(Records that describe figures)
>> START
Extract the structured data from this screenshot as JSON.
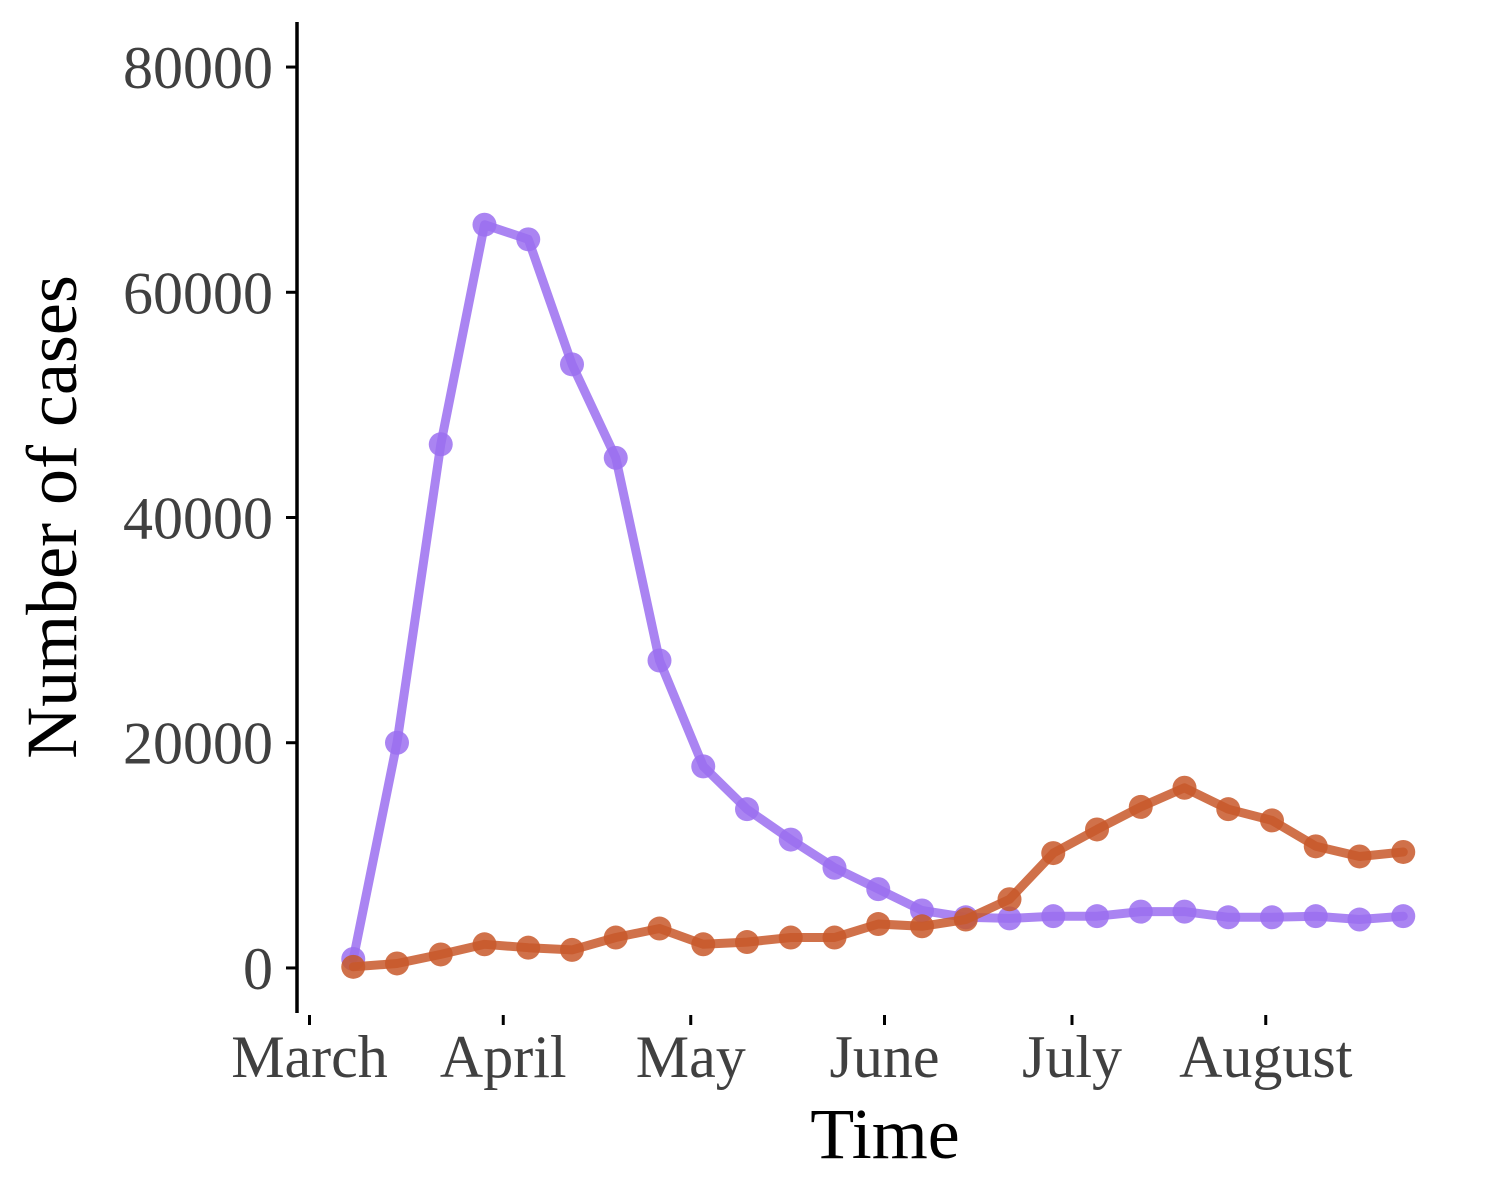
{
  "chart_data": {
    "type": "line",
    "xlabel": "Time",
    "ylabel": "Number of cases",
    "ylim": [
      -4000,
      84000
    ],
    "xlim": [
      "2020-02-28",
      "2020-08-30"
    ],
    "y_ticks": [
      0,
      20000,
      40000,
      60000,
      80000
    ],
    "x_ticks": [
      {
        "date": "2020-03-01",
        "label": "March"
      },
      {
        "date": "2020-04-01",
        "label": "April"
      },
      {
        "date": "2020-05-01",
        "label": "May"
      },
      {
        "date": "2020-06-01",
        "label": "June"
      },
      {
        "date": "2020-07-01",
        "label": "July"
      },
      {
        "date": "2020-08-01",
        "label": "August"
      }
    ],
    "grid": false,
    "legend": "none",
    "x": [
      "2020-03-08",
      "2020-03-15",
      "2020-03-22",
      "2020-03-29",
      "2020-04-05",
      "2020-04-12",
      "2020-04-19",
      "2020-04-26",
      "2020-05-03",
      "2020-05-10",
      "2020-05-17",
      "2020-05-24",
      "2020-05-31",
      "2020-06-07",
      "2020-06-14",
      "2020-06-21",
      "2020-06-28",
      "2020-07-05",
      "2020-07-12",
      "2020-07-19",
      "2020-07-26",
      "2020-08-02",
      "2020-08-09",
      "2020-08-16",
      "2020-08-23"
    ],
    "series": [
      {
        "color": "#9b6ef0",
        "values": [
          800,
          20000,
          46500,
          66000,
          64700,
          53600,
          45300,
          27300,
          17900,
          14100,
          11400,
          8900,
          7000,
          5100,
          4500,
          4400,
          4600,
          4600,
          5000,
          5000,
          4500,
          4500,
          4600,
          4300,
          4600
        ]
      },
      {
        "color": "#c8582a",
        "values": [
          100,
          400,
          1200,
          2100,
          1800,
          1600,
          2700,
          3500,
          2100,
          2300,
          2700,
          2700,
          3900,
          3700,
          4300,
          6100,
          10200,
          12300,
          14300,
          16000,
          14100,
          13100,
          10800,
          9900,
          10300
        ]
      }
    ]
  }
}
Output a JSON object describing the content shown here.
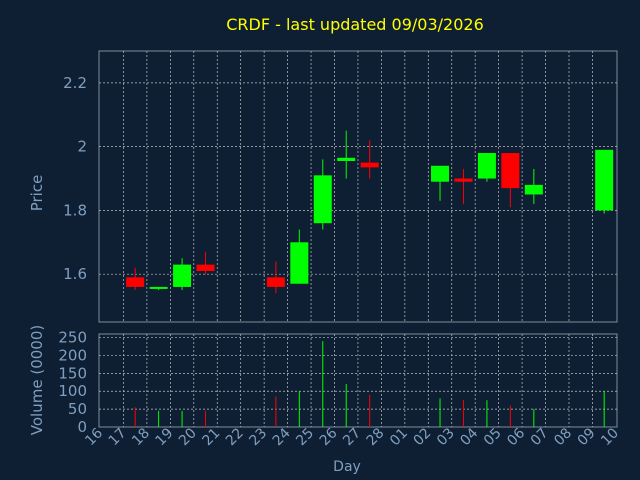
{
  "chart_data": {
    "type": "candlestick",
    "title": "CRDF - last updated 09/03/2026",
    "ylabel_price": "Price",
    "ylabel_volume": "Volume (0000)",
    "xlabel": "Day",
    "price_ylim": [
      1.45,
      2.3
    ],
    "price_yticks": [
      1.6,
      1.8,
      2,
      2.2
    ],
    "price_ytick_labels": [
      "1.6",
      "1.8",
      "2",
      "2.2"
    ],
    "volume_ylim": [
      0,
      260
    ],
    "volume_yticks": [
      0,
      50,
      100,
      150,
      200,
      250
    ],
    "volume_ytick_labels": [
      "0",
      "50",
      "100",
      "150",
      "200",
      "250"
    ],
    "x_tick_labels": [
      "16",
      "17",
      "18",
      "19",
      "20",
      "21",
      "22",
      "23",
      "24",
      "25",
      "26",
      "27",
      "28",
      "01",
      "02",
      "03",
      "04",
      "05",
      "06",
      "07",
      "08",
      "09",
      "10"
    ],
    "grid": true,
    "up_color": "#00ff00",
    "down_color": "#ff0000",
    "candles": [
      {
        "day": "17",
        "open": 1.59,
        "high": 1.62,
        "low": 1.55,
        "close": 1.56,
        "volume": 55
      },
      {
        "day": "18",
        "open": 1.555,
        "high": 1.56,
        "low": 1.55,
        "close": 1.56,
        "volume": 45
      },
      {
        "day": "19",
        "open": 1.56,
        "high": 1.65,
        "low": 1.55,
        "close": 1.63,
        "volume": 45
      },
      {
        "day": "20",
        "open": 1.63,
        "high": 1.67,
        "low": 1.6,
        "close": 1.61,
        "volume": 45
      },
      {
        "day": "23",
        "open": 1.59,
        "high": 1.64,
        "low": 1.54,
        "close": 1.56,
        "volume": 85
      },
      {
        "day": "24",
        "open": 1.57,
        "high": 1.74,
        "low": 1.57,
        "close": 1.7,
        "volume": 100
      },
      {
        "day": "25",
        "open": 1.76,
        "high": 1.96,
        "low": 1.74,
        "close": 1.91,
        "volume": 240
      },
      {
        "day": "26",
        "open": 1.955,
        "high": 2.05,
        "low": 1.9,
        "close": 1.965,
        "volume": 120
      },
      {
        "day": "27",
        "open": 1.95,
        "high": 2.02,
        "low": 1.9,
        "close": 1.935,
        "volume": 90
      },
      {
        "day": "02",
        "open": 1.89,
        "high": 1.94,
        "low": 1.83,
        "close": 1.94,
        "volume": 80
      },
      {
        "day": "03",
        "open": 1.9,
        "high": 1.93,
        "low": 1.82,
        "close": 1.89,
        "volume": 75
      },
      {
        "day": "04",
        "open": 1.9,
        "high": 1.98,
        "low": 1.89,
        "close": 1.98,
        "volume": 75
      },
      {
        "day": "05",
        "open": 1.98,
        "high": 1.98,
        "low": 1.81,
        "close": 1.87,
        "volume": 60
      },
      {
        "day": "06",
        "open": 1.85,
        "high": 1.93,
        "low": 1.82,
        "close": 1.88,
        "volume": 50
      },
      {
        "day": "09",
        "open": 1.8,
        "high": 1.99,
        "low": 1.79,
        "close": 1.99,
        "volume": 100
      }
    ]
  },
  "colors": {
    "background": "#0f1f33",
    "title": "#ffff00",
    "axis_text": "#7f9fbf",
    "frame": "#7f8c99",
    "grid": "#c0c0c0"
  }
}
>> END
To do. Repeat the data exactly, dropping every picture it holds.

Complete output.
Extract the structured data from this screenshot as JSON.
{
  "chart_data": {
    "type": "line",
    "xlabel": "Time",
    "ylabel": "Number of cases",
    "ylim": [
      -4000,
      84000
    ],
    "xlim": [
      "2020-02-28",
      "2020-08-30"
    ],
    "y_ticks": [
      0,
      20000,
      40000,
      60000,
      80000
    ],
    "x_ticks": [
      {
        "date": "2020-03-01",
        "label": "March"
      },
      {
        "date": "2020-04-01",
        "label": "April"
      },
      {
        "date": "2020-05-01",
        "label": "May"
      },
      {
        "date": "2020-06-01",
        "label": "June"
      },
      {
        "date": "2020-07-01",
        "label": "July"
      },
      {
        "date": "2020-08-01",
        "label": "August"
      }
    ],
    "grid": false,
    "legend": "none",
    "x": [
      "2020-03-08",
      "2020-03-15",
      "2020-03-22",
      "2020-03-29",
      "2020-04-05",
      "2020-04-12",
      "2020-04-19",
      "2020-04-26",
      "2020-05-03",
      "2020-05-10",
      "2020-05-17",
      "2020-05-24",
      "2020-05-31",
      "2020-06-07",
      "2020-06-14",
      "2020-06-21",
      "2020-06-28",
      "2020-07-05",
      "2020-07-12",
      "2020-07-19",
      "2020-07-26",
      "2020-08-02",
      "2020-08-09",
      "2020-08-16",
      "2020-08-23"
    ],
    "series": [
      {
        "color": "#9b6ef0",
        "values": [
          800,
          20000,
          46500,
          66000,
          64700,
          53600,
          45300,
          27300,
          17900,
          14100,
          11400,
          8900,
          7000,
          5100,
          4500,
          4400,
          4600,
          4600,
          5000,
          5000,
          4500,
          4500,
          4600,
          4300,
          4600
        ]
      },
      {
        "color": "#c8582a",
        "values": [
          100,
          400,
          1200,
          2100,
          1800,
          1600,
          2700,
          3500,
          2100,
          2300,
          2700,
          2700,
          3900,
          3700,
          4300,
          6100,
          10200,
          12300,
          14300,
          16000,
          14100,
          13100,
          10800,
          9900,
          10300
        ]
      }
    ]
  }
}
Output a JSON object describing the content shown here.
{
  "chart_data": {
    "type": "candlestick",
    "title": "CRDF - last updated 09/03/2026",
    "ylabel_price": "Price",
    "ylabel_volume": "Volume (0000)",
    "xlabel": "Day",
    "price_ylim": [
      1.45,
      2.3
    ],
    "price_yticks": [
      1.6,
      1.8,
      2,
      2.2
    ],
    "price_ytick_labels": [
      "1.6",
      "1.8",
      "2",
      "2.2"
    ],
    "volume_ylim": [
      0,
      260
    ],
    "volume_yticks": [
      0,
      50,
      100,
      150,
      200,
      250
    ],
    "volume_ytick_labels": [
      "0",
      "50",
      "100",
      "150",
      "200",
      "250"
    ],
    "x_tick_labels": [
      "16",
      "17",
      "18",
      "19",
      "20",
      "21",
      "22",
      "23",
      "24",
      "25",
      "26",
      "27",
      "28",
      "01",
      "02",
      "03",
      "04",
      "05",
      "06",
      "07",
      "08",
      "09",
      "10"
    ],
    "grid": true,
    "up_color": "#00ff00",
    "down_color": "#ff0000",
    "candles": [
      {
        "day": "17",
        "open": 1.59,
        "high": 1.62,
        "low": 1.55,
        "close": 1.56,
        "volume": 55
      },
      {
        "day": "18",
        "open": 1.555,
        "high": 1.56,
        "low": 1.55,
        "close": 1.56,
        "volume": 45
      },
      {
        "day": "19",
        "open": 1.56,
        "high": 1.65,
        "low": 1.55,
        "close": 1.63,
        "volume": 45
      },
      {
        "day": "20",
        "open": 1.63,
        "high": 1.67,
        "low": 1.6,
        "close": 1.61,
        "volume": 45
      },
      {
        "day": "23",
        "open": 1.59,
        "high": 1.64,
        "low": 1.54,
        "close": 1.56,
        "volume": 85
      },
      {
        "day": "24",
        "open": 1.57,
        "high": 1.74,
        "low": 1.57,
        "close": 1.7,
        "volume": 100
      },
      {
        "day": "25",
        "open": 1.76,
        "high": 1.96,
        "low": 1.74,
        "close": 1.91,
        "volume": 240
      },
      {
        "day": "26",
        "open": 1.955,
        "high": 2.05,
        "low": 1.9,
        "close": 1.965,
        "volume": 120
      },
      {
        "day": "27",
        "open": 1.95,
        "high": 2.02,
        "low": 1.9,
        "close": 1.935,
        "volume": 90
      },
      {
        "day": "02",
        "open": 1.89,
        "high": 1.94,
        "low": 1.83,
        "close": 1.94,
        "volume": 80
      },
      {
        "day": "03",
        "open": 1.9,
        "high": 1.93,
        "low": 1.82,
        "close": 1.89,
        "volume": 75
      },
      {
        "day": "04",
        "open": 1.9,
        "high": 1.98,
        "low": 1.89,
        "close": 1.98,
        "volume": 75
      },
      {
        "day": "05",
        "open": 1.98,
        "high": 1.98,
        "low": 1.81,
        "close": 1.87,
        "volume": 60
      },
      {
        "day": "06",
        "open": 1.85,
        "high": 1.93,
        "low": 1.82,
        "close": 1.88,
        "volume": 50
      },
      {
        "day": "09",
        "open": 1.8,
        "high": 1.99,
        "low": 1.79,
        "close": 1.99,
        "volume": 100
      }
    ]
  },
  "colors": {
    "background": "#0f1f33",
    "title": "#ffff00",
    "axis_text": "#7f9fbf",
    "frame": "#7f8c99",
    "grid": "#c0c0c0"
  }
}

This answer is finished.